EXERCISE INPUT |
===============

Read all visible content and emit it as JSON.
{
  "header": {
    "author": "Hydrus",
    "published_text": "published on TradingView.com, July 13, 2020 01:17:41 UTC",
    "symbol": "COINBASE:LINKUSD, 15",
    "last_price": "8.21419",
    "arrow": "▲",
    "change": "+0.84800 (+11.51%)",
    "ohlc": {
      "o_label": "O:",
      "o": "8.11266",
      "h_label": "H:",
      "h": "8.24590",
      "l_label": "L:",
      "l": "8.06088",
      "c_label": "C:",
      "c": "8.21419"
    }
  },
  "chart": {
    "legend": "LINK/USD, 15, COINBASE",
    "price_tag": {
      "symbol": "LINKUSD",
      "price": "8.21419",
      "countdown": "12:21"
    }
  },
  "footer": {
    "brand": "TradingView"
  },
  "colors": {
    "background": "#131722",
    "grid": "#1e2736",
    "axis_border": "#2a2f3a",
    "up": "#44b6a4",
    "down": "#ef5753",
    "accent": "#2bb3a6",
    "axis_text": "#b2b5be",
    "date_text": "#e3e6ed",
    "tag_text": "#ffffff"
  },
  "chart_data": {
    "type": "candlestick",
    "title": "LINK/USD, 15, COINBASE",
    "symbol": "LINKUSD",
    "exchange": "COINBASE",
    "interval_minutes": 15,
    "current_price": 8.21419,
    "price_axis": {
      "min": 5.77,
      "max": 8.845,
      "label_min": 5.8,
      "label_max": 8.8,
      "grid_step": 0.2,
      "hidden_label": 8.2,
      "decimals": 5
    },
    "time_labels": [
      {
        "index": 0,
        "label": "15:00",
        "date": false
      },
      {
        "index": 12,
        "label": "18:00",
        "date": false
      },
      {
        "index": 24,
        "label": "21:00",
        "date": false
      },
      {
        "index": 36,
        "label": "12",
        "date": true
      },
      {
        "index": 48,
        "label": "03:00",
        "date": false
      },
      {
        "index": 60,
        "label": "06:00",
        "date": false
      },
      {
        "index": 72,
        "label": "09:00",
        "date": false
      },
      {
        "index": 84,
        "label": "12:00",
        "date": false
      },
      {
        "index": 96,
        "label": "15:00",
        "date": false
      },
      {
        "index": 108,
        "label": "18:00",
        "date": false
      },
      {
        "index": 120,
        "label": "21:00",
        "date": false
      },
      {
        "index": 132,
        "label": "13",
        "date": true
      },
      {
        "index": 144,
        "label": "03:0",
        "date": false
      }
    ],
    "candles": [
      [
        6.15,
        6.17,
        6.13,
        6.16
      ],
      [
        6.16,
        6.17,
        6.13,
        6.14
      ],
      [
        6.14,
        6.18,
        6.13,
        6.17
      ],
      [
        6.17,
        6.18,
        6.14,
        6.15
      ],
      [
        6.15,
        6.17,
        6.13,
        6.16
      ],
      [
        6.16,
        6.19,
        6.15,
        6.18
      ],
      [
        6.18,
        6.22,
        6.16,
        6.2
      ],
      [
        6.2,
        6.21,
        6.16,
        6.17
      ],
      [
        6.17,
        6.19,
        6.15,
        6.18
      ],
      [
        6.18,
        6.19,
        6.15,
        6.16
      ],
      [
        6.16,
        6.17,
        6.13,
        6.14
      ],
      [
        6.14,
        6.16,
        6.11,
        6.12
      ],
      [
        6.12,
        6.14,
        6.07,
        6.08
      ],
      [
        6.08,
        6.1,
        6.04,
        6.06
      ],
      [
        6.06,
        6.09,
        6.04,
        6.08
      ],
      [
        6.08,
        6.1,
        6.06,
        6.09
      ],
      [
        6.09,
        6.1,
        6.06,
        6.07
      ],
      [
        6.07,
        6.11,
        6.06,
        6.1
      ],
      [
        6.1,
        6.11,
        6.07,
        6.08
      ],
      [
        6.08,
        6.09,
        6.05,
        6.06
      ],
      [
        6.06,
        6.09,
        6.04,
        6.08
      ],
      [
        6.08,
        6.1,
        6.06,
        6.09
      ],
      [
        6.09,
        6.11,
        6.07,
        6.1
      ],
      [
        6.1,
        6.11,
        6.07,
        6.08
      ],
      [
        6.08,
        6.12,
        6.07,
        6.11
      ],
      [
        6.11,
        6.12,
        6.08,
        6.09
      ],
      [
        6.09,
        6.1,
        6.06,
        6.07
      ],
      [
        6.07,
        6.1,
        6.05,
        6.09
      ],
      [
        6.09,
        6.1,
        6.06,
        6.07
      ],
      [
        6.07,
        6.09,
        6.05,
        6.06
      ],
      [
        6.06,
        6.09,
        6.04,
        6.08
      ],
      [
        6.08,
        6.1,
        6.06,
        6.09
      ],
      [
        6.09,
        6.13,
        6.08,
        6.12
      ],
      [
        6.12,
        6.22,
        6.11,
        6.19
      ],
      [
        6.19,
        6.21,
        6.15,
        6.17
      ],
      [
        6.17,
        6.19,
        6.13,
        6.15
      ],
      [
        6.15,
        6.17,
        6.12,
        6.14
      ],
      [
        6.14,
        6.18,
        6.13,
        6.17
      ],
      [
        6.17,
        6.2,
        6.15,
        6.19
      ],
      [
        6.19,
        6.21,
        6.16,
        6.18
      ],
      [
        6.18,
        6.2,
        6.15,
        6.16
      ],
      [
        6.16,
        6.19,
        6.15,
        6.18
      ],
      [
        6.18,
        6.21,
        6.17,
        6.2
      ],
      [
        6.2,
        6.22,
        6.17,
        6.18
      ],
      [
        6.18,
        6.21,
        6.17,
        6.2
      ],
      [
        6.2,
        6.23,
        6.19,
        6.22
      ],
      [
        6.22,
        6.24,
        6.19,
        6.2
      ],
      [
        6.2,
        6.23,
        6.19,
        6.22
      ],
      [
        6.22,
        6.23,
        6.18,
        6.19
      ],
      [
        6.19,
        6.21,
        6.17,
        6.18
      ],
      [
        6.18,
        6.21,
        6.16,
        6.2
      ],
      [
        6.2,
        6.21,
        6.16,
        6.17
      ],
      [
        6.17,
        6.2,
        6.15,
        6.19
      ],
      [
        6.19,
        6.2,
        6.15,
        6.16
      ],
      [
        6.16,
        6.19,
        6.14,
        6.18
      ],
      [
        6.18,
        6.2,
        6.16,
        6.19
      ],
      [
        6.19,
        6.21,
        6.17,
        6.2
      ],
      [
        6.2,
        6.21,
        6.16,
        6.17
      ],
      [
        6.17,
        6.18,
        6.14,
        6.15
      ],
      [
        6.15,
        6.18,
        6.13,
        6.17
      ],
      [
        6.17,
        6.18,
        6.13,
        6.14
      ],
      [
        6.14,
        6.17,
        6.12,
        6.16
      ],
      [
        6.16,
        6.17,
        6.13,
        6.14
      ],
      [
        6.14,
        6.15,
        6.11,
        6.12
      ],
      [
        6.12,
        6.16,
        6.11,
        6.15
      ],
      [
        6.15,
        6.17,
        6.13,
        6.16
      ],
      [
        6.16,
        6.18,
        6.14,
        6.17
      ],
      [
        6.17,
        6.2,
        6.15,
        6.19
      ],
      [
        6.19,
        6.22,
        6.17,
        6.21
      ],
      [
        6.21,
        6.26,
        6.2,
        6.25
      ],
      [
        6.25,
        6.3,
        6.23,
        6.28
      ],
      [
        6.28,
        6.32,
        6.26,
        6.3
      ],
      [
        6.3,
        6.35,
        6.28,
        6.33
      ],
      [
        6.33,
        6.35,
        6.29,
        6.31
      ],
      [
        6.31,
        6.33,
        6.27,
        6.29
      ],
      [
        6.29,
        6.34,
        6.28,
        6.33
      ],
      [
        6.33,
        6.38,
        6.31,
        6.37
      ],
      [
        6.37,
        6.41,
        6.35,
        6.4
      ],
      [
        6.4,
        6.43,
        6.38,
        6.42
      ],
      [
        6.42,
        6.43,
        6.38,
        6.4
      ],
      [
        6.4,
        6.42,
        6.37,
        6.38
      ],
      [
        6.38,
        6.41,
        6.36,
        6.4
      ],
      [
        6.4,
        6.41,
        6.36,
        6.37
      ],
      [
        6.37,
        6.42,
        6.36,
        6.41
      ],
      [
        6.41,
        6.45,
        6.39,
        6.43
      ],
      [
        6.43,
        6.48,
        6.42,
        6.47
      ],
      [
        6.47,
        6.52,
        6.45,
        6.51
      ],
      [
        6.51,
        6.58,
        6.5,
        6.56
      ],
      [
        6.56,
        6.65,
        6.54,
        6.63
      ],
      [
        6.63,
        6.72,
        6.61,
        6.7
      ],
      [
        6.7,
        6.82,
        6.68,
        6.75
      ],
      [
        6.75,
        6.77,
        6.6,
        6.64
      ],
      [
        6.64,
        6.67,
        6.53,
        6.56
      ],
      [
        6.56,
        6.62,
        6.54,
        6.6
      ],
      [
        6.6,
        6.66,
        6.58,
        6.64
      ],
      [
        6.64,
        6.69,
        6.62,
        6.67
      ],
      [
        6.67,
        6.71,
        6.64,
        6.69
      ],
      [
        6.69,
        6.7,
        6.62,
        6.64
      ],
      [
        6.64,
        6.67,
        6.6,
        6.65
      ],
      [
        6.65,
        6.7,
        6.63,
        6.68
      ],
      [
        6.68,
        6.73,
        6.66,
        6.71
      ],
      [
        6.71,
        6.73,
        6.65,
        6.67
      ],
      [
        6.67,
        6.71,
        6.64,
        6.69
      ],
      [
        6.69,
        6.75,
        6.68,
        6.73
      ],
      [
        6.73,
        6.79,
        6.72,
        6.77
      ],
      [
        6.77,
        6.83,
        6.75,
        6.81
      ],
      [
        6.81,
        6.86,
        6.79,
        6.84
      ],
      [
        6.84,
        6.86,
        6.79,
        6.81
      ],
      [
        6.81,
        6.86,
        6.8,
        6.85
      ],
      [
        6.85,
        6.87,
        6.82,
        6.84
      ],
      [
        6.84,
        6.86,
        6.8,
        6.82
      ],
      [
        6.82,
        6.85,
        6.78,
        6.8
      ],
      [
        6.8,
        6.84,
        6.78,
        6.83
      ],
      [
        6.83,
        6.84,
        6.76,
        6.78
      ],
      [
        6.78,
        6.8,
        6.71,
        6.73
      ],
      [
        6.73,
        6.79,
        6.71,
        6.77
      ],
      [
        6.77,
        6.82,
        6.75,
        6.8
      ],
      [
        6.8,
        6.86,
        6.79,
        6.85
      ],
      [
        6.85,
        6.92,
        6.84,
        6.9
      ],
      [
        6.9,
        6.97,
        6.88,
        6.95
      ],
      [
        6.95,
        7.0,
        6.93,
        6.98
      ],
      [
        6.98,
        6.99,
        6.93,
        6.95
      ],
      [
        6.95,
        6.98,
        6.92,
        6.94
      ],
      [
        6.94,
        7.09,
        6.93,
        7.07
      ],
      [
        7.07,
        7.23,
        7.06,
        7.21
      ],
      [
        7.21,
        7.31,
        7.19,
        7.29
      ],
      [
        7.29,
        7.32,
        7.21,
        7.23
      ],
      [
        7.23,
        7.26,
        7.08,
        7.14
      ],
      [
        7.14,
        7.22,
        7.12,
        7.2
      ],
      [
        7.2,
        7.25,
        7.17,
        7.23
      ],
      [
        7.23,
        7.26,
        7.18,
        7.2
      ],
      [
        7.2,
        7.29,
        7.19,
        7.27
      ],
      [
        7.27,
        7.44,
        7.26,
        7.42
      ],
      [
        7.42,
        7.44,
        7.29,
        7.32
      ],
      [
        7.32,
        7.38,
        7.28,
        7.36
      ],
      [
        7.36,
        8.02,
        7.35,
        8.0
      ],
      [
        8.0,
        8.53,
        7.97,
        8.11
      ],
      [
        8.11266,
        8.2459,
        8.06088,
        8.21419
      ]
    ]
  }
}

===============

WHAT YOU ARE ASKED TO DO |
Find each line holding the word "COINBASE" and copy it.

EXERCISE SOLUTION |
    "symbol": "COINBASE:LINKUSD, 15",
    "legend": "LINK/USD, 15, COINBASE",
    "title": "LINK/USD, 15, COINBASE",
    "exchange": "COINBASE",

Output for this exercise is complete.